§ **WHAT IS ASKED**
Rewrite all the entries below, replacing "Whitened strain" with "Normalized strain" and leaving everything else unchanged. Leave the pictures out of your answer.

===

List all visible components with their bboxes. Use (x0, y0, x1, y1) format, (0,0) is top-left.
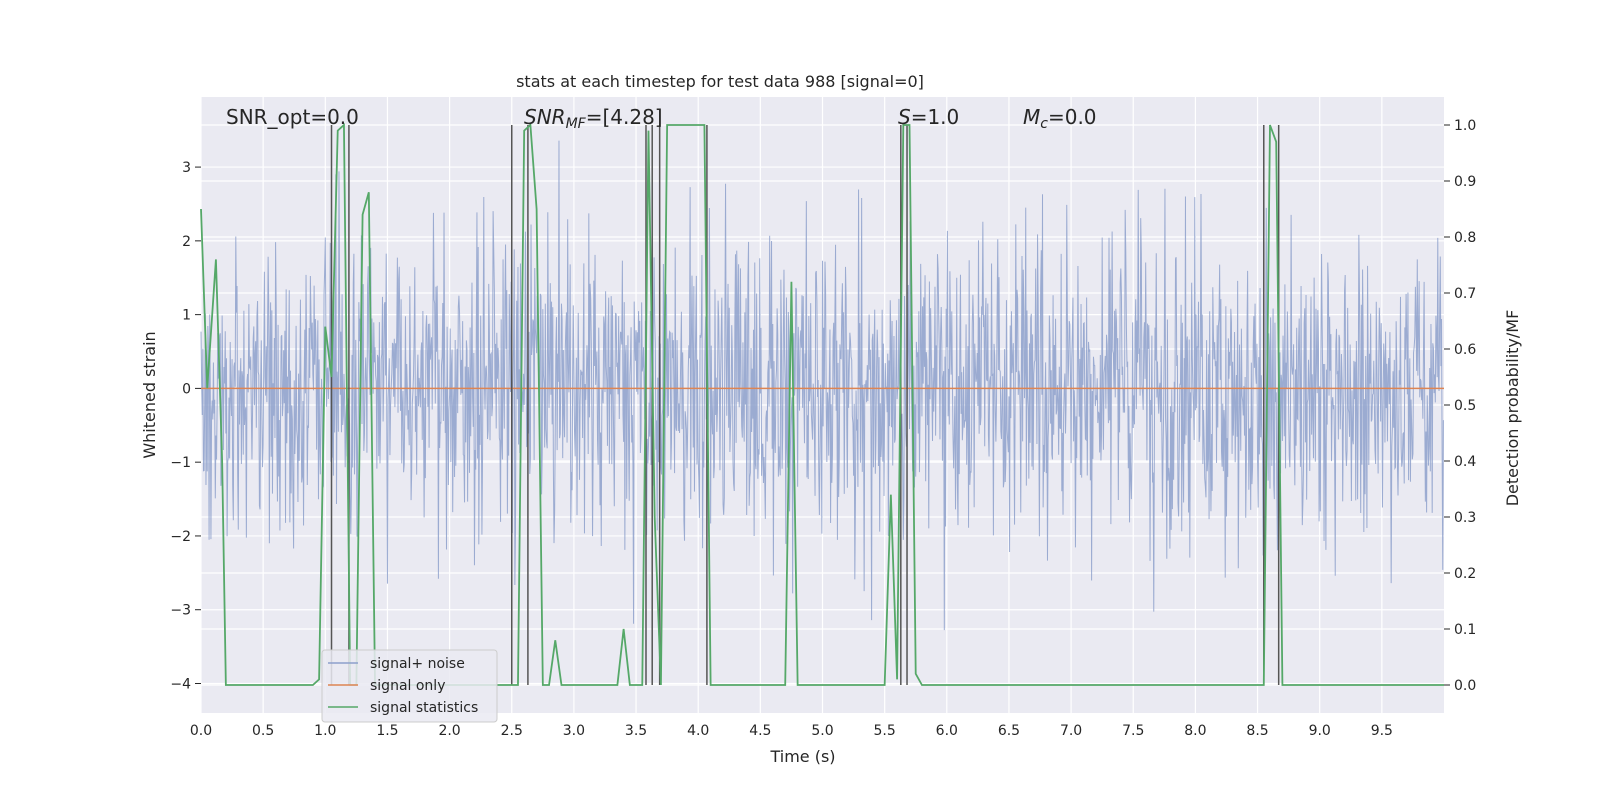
x-tick-label: 9.0 (1309, 723, 1331, 739)
annotation-mc: Mc=0.0 (1023, 105, 1097, 132)
y-tick-label: −2 (170, 529, 191, 545)
x-tick-label: 3.0 (563, 723, 585, 739)
y2-tick-label: 0.3 (1454, 510, 1476, 526)
y2-tick-label: 0.7 (1454, 286, 1476, 302)
y2-tick-label: 0.0 (1454, 678, 1476, 694)
x-tick-label: 8.5 (1246, 723, 1268, 739)
snr-mf-subscript: MF (566, 116, 587, 132)
legend-label-stats: signal statistics (370, 700, 478, 716)
y-tick-label: −1 (170, 455, 191, 471)
stats-line (200, 122, 1444, 686)
y-tick-label: 3 (182, 160, 191, 176)
legend: signal+ noise signal only signal statist… (321, 649, 498, 723)
y2-axis-ticks: 1.0 0.9 0.8 0.7 0.6 0.5 0.4 0.3 0.2 0.1 0.0 (1444, 118, 1476, 694)
x-tick-label: 1.0 (314, 723, 336, 739)
x-tick-label: 4.5 (749, 723, 771, 739)
y-tick-label: −4 (170, 676, 191, 692)
snr-mf-value: =[4.28] (586, 105, 663, 129)
x-axis-ticks: 0.0 0.5 1.0 1.5 2.0 2.5 3.0 3.5 4.0 4.5 5.0 5.5 6.0 6… (190, 723, 1393, 739)
y-tick-label: 2 (182, 234, 191, 250)
x-tick-label: 3.5 (625, 723, 647, 739)
y2-tick-label: 0.5 (1454, 398, 1476, 414)
y-axis-label: Whitened strain (140, 331, 159, 458)
x-tick-label: 0.0 (190, 723, 212, 739)
legend-label-noise: signal+ noise (370, 656, 465, 672)
x-tick-label: 9.5 (1371, 723, 1393, 739)
x-axis-label: Time (s) (769, 747, 835, 766)
y2-tick-label: 0.4 (1454, 454, 1476, 470)
legend-label-signal: signal only (370, 678, 445, 694)
s-value: =1.0 (911, 105, 960, 129)
y2-tick-label: 1.0 (1454, 118, 1476, 134)
noise-line (200, 140, 1444, 631)
grid (200, 97, 1444, 713)
annotation-snr-mf: SNRMF=[4.28] (524, 105, 663, 132)
annotation-snr-opt: SNR_opt=0.0 (226, 105, 359, 129)
snr-mf-symbol: SNR (524, 105, 566, 129)
x-tick-label: 6.0 (936, 723, 958, 739)
x-tick-label: 7.5 (1122, 723, 1144, 739)
legend-box (321, 649, 498, 723)
mc-value: =0.0 (1048, 105, 1097, 129)
annotation-s: S=1.0 (898, 105, 959, 129)
mc-subscript: c (1040, 116, 1048, 132)
y-tick-label: −3 (170, 603, 191, 619)
y2-tick-label: 0.2 (1454, 566, 1476, 582)
s-symbol: S (898, 105, 911, 129)
x-tick-label: 8.0 (1184, 723, 1206, 739)
mc-symbol: M (1023, 105, 1040, 129)
x-tick-label: 2.0 (438, 723, 460, 739)
x-tick-label: 2.5 (501, 723, 523, 739)
y2-axis-label: Detection probability/MF (1503, 310, 1522, 507)
x-tick-label: 7.0 (1060, 723, 1082, 739)
x-tick-label: 6.5 (998, 723, 1020, 739)
y-tick-label: 1 (182, 308, 191, 324)
y2-tick-label: 0.9 (1454, 174, 1476, 190)
x-tick-label: 0.5 (252, 723, 274, 739)
x-tick-label: 5.0 (811, 723, 833, 739)
y-tick-label: 0 (182, 381, 191, 397)
y-axis-ticks: 3 2 1 0 −1 −2 −3 −4 (170, 160, 201, 692)
series-signal-noise (200, 140, 1444, 631)
x-tick-label: 4.0 (687, 723, 709, 739)
y2-tick-label: 0.8 (1454, 230, 1476, 246)
x-tick-label: 1.5 (376, 723, 398, 739)
y2-tick-label: 0.6 (1454, 342, 1476, 358)
x-tick-label: 5.5 (874, 723, 896, 739)
y2-tick-label: 0.1 (1454, 622, 1476, 638)
series-signal-statistics (200, 122, 1444, 686)
chart-title: stats at each timestep for test data 988… (516, 72, 924, 91)
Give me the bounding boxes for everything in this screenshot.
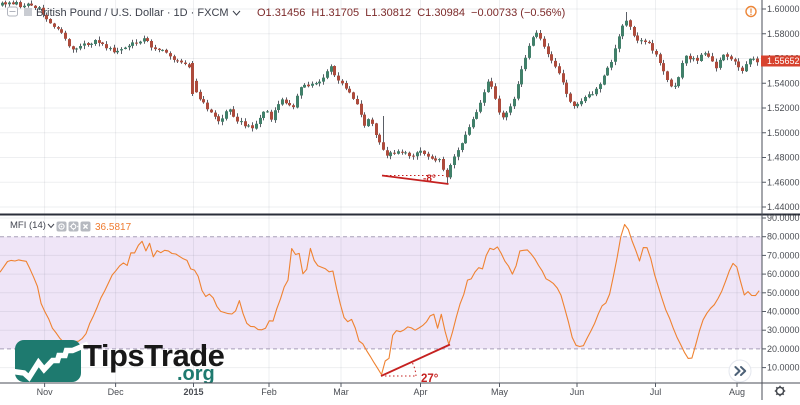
svg-text:10.0000: 10.0000 (767, 363, 800, 373)
svg-text:Nov: Nov (37, 387, 54, 397)
svg-text:Dec: Dec (108, 387, 125, 397)
svg-text:O1.31456 H1.31705 L1.30812: O1.31456 H1.31705 L1.30812 C1.30984 −0.0… (257, 7, 565, 19)
svg-text:Apr: Apr (413, 387, 427, 397)
svg-text:1.54000: 1.54000 (767, 78, 800, 88)
svg-text:1.60000: 1.60000 (767, 4, 800, 14)
svg-text:Feb: Feb (261, 387, 277, 397)
svg-text:70.0000: 70.0000 (767, 250, 800, 260)
svg-text:50.0000: 50.0000 (767, 288, 800, 298)
svg-text:.org: .org (177, 363, 215, 385)
svg-text:1.55652: 1.55652 (767, 56, 800, 66)
svg-text:2015: 2015 (183, 387, 203, 397)
svg-text:Aug: Aug (729, 387, 745, 397)
svg-text:80.0000: 80.0000 (767, 232, 800, 242)
svg-text:30.0000: 30.0000 (767, 325, 800, 335)
svg-text:1.44000: 1.44000 (767, 202, 800, 212)
svg-text:40.0000: 40.0000 (767, 307, 800, 317)
svg-text:20.0000: 20.0000 (767, 344, 800, 354)
svg-text:36.5817: 36.5817 (95, 222, 132, 233)
svg-text:Mar: Mar (333, 387, 349, 397)
svg-text:1.46000: 1.46000 (767, 177, 800, 187)
svg-text:-8°: -8° (423, 174, 436, 185)
svg-text:27°: 27° (421, 373, 439, 385)
svg-text:1.50000: 1.50000 (767, 128, 800, 138)
svg-text:British Pound / U.S. Dollar ·: British Pound / U.S. Dollar · 1D · FXCM (36, 7, 229, 19)
svg-text:!: ! (750, 7, 753, 17)
svg-text:MFI (14): MFI (14) (10, 220, 46, 231)
svg-text:May: May (491, 387, 509, 397)
svg-text:90.0000: 90.0000 (767, 213, 800, 223)
svg-text:1.58000: 1.58000 (767, 29, 800, 39)
svg-text:Jul: Jul (650, 387, 662, 397)
svg-text:Jun: Jun (570, 387, 585, 397)
svg-text:1.52000: 1.52000 (767, 103, 800, 113)
svg-text:60.0000: 60.0000 (767, 269, 800, 279)
svg-text:TipsTrade: TipsTrade (83, 338, 225, 373)
svg-text:1.48000: 1.48000 (767, 153, 800, 163)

===

§ **RESPONSE TO THIS EXERCISE**
List all visible components with their bboxes. Use (x0, y0, x1, y1) format, (0,0) is top-left.
x-tick-label: 9.0 (1309, 723, 1331, 739)
annotation-mc: Mc=0.0 (1023, 105, 1097, 132)
y-tick-label: −2 (170, 529, 191, 545)
x-tick-label: 3.0 (563, 723, 585, 739)
y2-tick-label: 0.3 (1454, 510, 1476, 526)
y2-tick-label: 0.7 (1454, 286, 1476, 302)
y2-tick-label: 0.0 (1454, 678, 1476, 694)
x-tick-label: 8.5 (1246, 723, 1268, 739)
snr-mf-subscript: MF (566, 116, 587, 132)
legend-label-stats: signal statistics (370, 700, 478, 716)
y-tick-label: −1 (170, 455, 191, 471)
stats-line (200, 122, 1444, 686)
y-tick-label: 3 (182, 160, 191, 176)
legend: signal+ noise signal only signal statist… (321, 649, 498, 723)
y2-axis-ticks: 1.0 0.9 0.8 0.7 0.6 0.5 0.4 0.3 0.2 0.1 0.0 (1444, 118, 1476, 694)
x-tick-label: 1.0 (314, 723, 336, 739)
x-tick-label: 4.5 (749, 723, 771, 739)
y-tick-label: −4 (170, 676, 191, 692)
snr-mf-value: =[4.28] (586, 105, 663, 129)
x-axis-ticks: 0.0 0.5 1.0 1.5 2.0 2.5 3.0 3.5 4.0 4.5 5.0 5.5 6.0 6… (190, 723, 1393, 739)
y-tick-label: 2 (182, 234, 191, 250)
x-tick-label: 3.5 (625, 723, 647, 739)
y2-tick-label: 0.5 (1454, 398, 1476, 414)
y-axis-label: Normalized strain (140, 331, 159, 458)
x-tick-label: 0.0 (190, 723, 212, 739)
legend-label-noise: signal+ noise (370, 656, 465, 672)
x-tick-label: 9.5 (1371, 723, 1393, 739)
x-axis-label: Time (s) (769, 747, 835, 766)
y2-tick-label: 0.4 (1454, 454, 1476, 470)
legend-label-signal: signal only (370, 678, 445, 694)
s-value: =1.0 (911, 105, 960, 129)
y2-tick-label: 1.0 (1454, 118, 1476, 134)
noise-line (200, 140, 1444, 631)
grid (200, 97, 1444, 713)
annotation-snr-mf: SNRMF=[4.28] (524, 105, 663, 132)
annotation-snr-opt: SNR_opt=0.0 (226, 105, 359, 129)
snr-mf-symbol: SNR (524, 105, 566, 129)
x-tick-label: 6.0 (936, 723, 958, 739)
x-tick-label: 7.5 (1122, 723, 1144, 739)
legend-box (321, 649, 498, 723)
mc-value: =0.0 (1048, 105, 1097, 129)
annotation-s: S=1.0 (898, 105, 959, 129)
mc-subscript: c (1040, 116, 1048, 132)
y-tick-label: −3 (170, 603, 191, 619)
y2-tick-label: 0.2 (1454, 566, 1476, 582)
s-symbol: S (898, 105, 911, 129)
x-tick-label: 8.0 (1184, 723, 1206, 739)
mc-symbol: M (1023, 105, 1040, 129)
x-tick-label: 2.0 (438, 723, 460, 739)
x-tick-label: 2.5 (501, 723, 523, 739)
y2-axis-label: Detection probability/MF (1503, 310, 1522, 507)
x-tick-label: 7.0 (1060, 723, 1082, 739)
x-tick-label: 6.5 (998, 723, 1020, 739)
y-tick-label: 1 (182, 308, 191, 324)
y2-tick-label: 0.9 (1454, 174, 1476, 190)
x-tick-label: 0.5 (252, 723, 274, 739)
x-tick-label: 5.0 (811, 723, 833, 739)
y-tick-label: 0 (182, 381, 191, 397)
y-axis-ticks: 3 2 1 0 −1 −2 −3 −4 (170, 160, 201, 692)
series-signal-noise (200, 140, 1444, 631)
x-tick-label: 4.0 (687, 723, 709, 739)
y2-tick-label: 0.8 (1454, 230, 1476, 246)
x-tick-label: 1.5 (376, 723, 398, 739)
y2-tick-label: 0.6 (1454, 342, 1476, 358)
x-tick-label: 5.5 (874, 723, 896, 739)
y2-tick-label: 0.1 (1454, 622, 1476, 638)
series-signal-statistics (200, 122, 1444, 686)
chart-title: stats at each timestep for test data 988… (516, 72, 924, 91)
Give me the bounding boxes for everything in this screenshot.
svg-text:10.0000: 10.0000 (767, 363, 800, 373)
svg-text:Nov: Nov (37, 387, 54, 397)
svg-text:Dec: Dec (108, 387, 125, 397)
svg-text:O1.31456 H1.31705 L1.30812: O1.31456 H1.31705 L1.30812 C1.30984 −0.0… (257, 7, 565, 19)
svg-text:Apr: Apr (413, 387, 427, 397)
svg-text:1.54000: 1.54000 (767, 78, 800, 88)
svg-text:1.60000: 1.60000 (767, 4, 800, 14)
svg-text:Feb: Feb (261, 387, 277, 397)
svg-text:70.0000: 70.0000 (767, 250, 800, 260)
svg-text:50.0000: 50.0000 (767, 288, 800, 298)
svg-text:.org: .org (177, 363, 215, 385)
svg-text:1.55652: 1.55652 (767, 56, 800, 66)
svg-text:2015: 2015 (183, 387, 203, 397)
svg-text:Aug: Aug (729, 387, 745, 397)
svg-text:80.0000: 80.0000 (767, 232, 800, 242)
svg-text:30.0000: 30.0000 (767, 325, 800, 335)
svg-text:1.44000: 1.44000 (767, 202, 800, 212)
svg-text:40.0000: 40.0000 (767, 307, 800, 317)
svg-text:20.0000: 20.0000 (767, 344, 800, 354)
svg-text:36.5817: 36.5817 (95, 222, 132, 233)
svg-text:Mar: Mar (333, 387, 349, 397)
svg-text:1.46000: 1.46000 (767, 177, 800, 187)
svg-text:-8°: -8° (423, 174, 436, 185)
svg-text:27°: 27° (421, 373, 439, 385)
svg-text:1.50000: 1.50000 (767, 128, 800, 138)
svg-text:British Pound / U.S. Dollar ·: British Pound / U.S. Dollar · 1D · FXCM (36, 7, 229, 19)
svg-text:!: ! (750, 7, 753, 17)
svg-text:MFI (14): MFI (14) (10, 220, 46, 231)
svg-text:May: May (491, 387, 509, 397)
svg-text:90.0000: 90.0000 (767, 213, 800, 223)
svg-text:1.58000: 1.58000 (767, 29, 800, 39)
svg-text:Jul: Jul (650, 387, 662, 397)
svg-text:Jun: Jun (570, 387, 585, 397)
svg-text:1.52000: 1.52000 (767, 103, 800, 113)
svg-text:60.0000: 60.0000 (767, 269, 800, 279)
svg-text:TipsTrade: TipsTrade (83, 338, 225, 373)
svg-text:1.48000: 1.48000 (767, 153, 800, 163)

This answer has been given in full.